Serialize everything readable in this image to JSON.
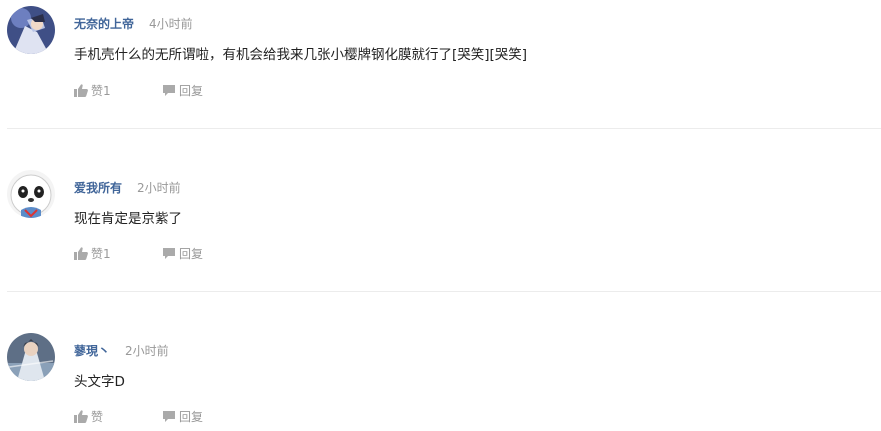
{
  "comments": [
    {
      "username": "无奈的上帝",
      "time": "4小时前",
      "content": "手机壳什么的无所谓啦，有机会给我来几张小樱牌钢化膜就行了[哭笑][哭笑]",
      "like_label": "赞1",
      "reply_label": "回复",
      "avatar": "anime-character-avatar"
    },
    {
      "username": "爱我所有",
      "time": "2小时前",
      "content": "现在肯定是京紫了",
      "like_label": "赞1",
      "reply_label": "回复",
      "avatar": "panda-face-avatar"
    },
    {
      "username": "蓼現丶",
      "time": "2小时前",
      "content": "头文字D",
      "like_label": "赞",
      "reply_label": "回复",
      "avatar": "anime-character-avatar"
    }
  ],
  "colors": {
    "username": "#406599",
    "meta": "#999999",
    "text": "#222222",
    "divider": "#ececec"
  }
}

[What needs to be done] Every entry should be returned exactly as written, minus the pictures.

[Full solution]
Serialize everything readable in this image to JSON.
{
  "comments": [
    {
      "username": "无奈的上帝",
      "time": "4小时前",
      "content": "手机壳什么的无所谓啦，有机会给我来几张小樱牌钢化膜就行了[哭笑][哭笑]",
      "like_label": "赞1",
      "reply_label": "回复",
      "avatar": "anime-character-avatar"
    },
    {
      "username": "爱我所有",
      "time": "2小时前",
      "content": "现在肯定是京紫了",
      "like_label": "赞1",
      "reply_label": "回复",
      "avatar": "panda-face-avatar"
    },
    {
      "username": "蓼現丶",
      "time": "2小时前",
      "content": "头文字D",
      "like_label": "赞",
      "reply_label": "回复",
      "avatar": "anime-character-avatar"
    }
  ],
  "colors": {
    "username": "#406599",
    "meta": "#999999",
    "text": "#222222",
    "divider": "#ececec"
  }
}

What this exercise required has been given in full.